Transcribe the records that follow exactly. Skip the pictures.

--- START Material shown ---

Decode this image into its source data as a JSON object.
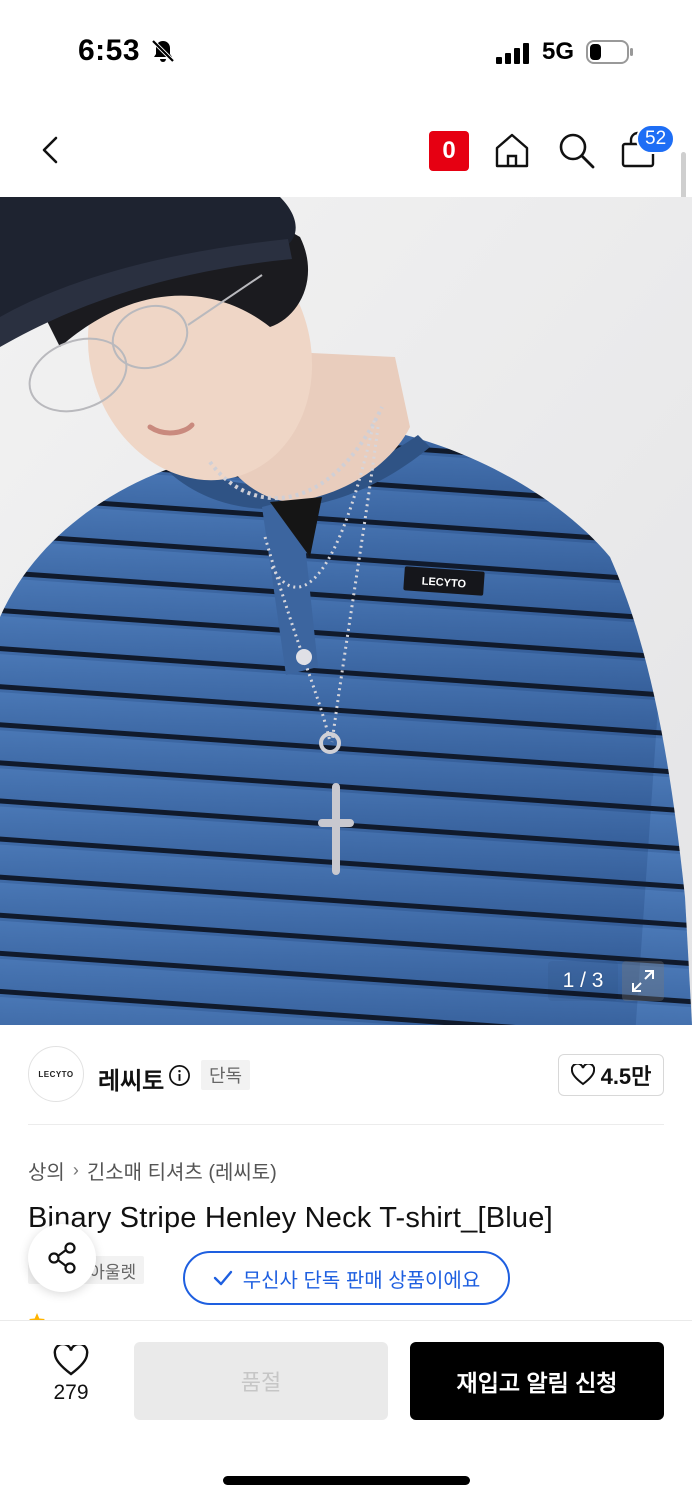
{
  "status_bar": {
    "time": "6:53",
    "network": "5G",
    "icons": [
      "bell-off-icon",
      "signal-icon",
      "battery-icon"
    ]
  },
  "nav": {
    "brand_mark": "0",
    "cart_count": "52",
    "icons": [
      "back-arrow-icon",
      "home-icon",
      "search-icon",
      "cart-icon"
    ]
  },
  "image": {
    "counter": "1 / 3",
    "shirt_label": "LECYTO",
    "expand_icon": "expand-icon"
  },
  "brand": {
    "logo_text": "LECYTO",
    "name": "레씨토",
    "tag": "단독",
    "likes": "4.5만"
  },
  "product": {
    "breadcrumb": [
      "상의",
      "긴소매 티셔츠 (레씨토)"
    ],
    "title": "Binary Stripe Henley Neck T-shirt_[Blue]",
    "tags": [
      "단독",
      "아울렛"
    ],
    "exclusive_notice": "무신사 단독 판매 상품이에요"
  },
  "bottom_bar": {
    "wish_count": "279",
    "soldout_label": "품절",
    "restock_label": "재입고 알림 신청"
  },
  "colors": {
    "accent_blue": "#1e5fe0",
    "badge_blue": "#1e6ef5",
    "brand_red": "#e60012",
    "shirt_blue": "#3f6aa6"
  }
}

--- END Material shown ---

# Complete output
Decode this image into its source data as a JSON object.
{
  "status_bar": {
    "time": "6:53",
    "network": "5G",
    "icons": [
      "bell-off-icon",
      "signal-icon",
      "battery-icon"
    ]
  },
  "nav": {
    "brand_mark": "0",
    "cart_count": "52",
    "icons": [
      "back-arrow-icon",
      "home-icon",
      "search-icon",
      "cart-icon"
    ]
  },
  "image": {
    "counter": "1 / 3",
    "shirt_label": "LECYTO",
    "expand_icon": "expand-icon"
  },
  "brand": {
    "logo_text": "LECYTO",
    "name": "레씨토",
    "tag": "단독",
    "likes": "4.5만"
  },
  "product": {
    "breadcrumb": [
      "상의",
      "긴소매 티셔츠 (레씨토)"
    ],
    "title": "Binary Stripe Henley Neck T-shirt_[Blue]",
    "tags": [
      "단독",
      "아울렛"
    ],
    "exclusive_notice": "무신사 단독 판매 상품이에요"
  },
  "bottom_bar": {
    "wish_count": "279",
    "soldout_label": "품절",
    "restock_label": "재입고 알림 신청"
  },
  "colors": {
    "accent_blue": "#1e5fe0",
    "badge_blue": "#1e6ef5",
    "brand_red": "#e60012",
    "shirt_blue": "#3f6aa6"
  }
}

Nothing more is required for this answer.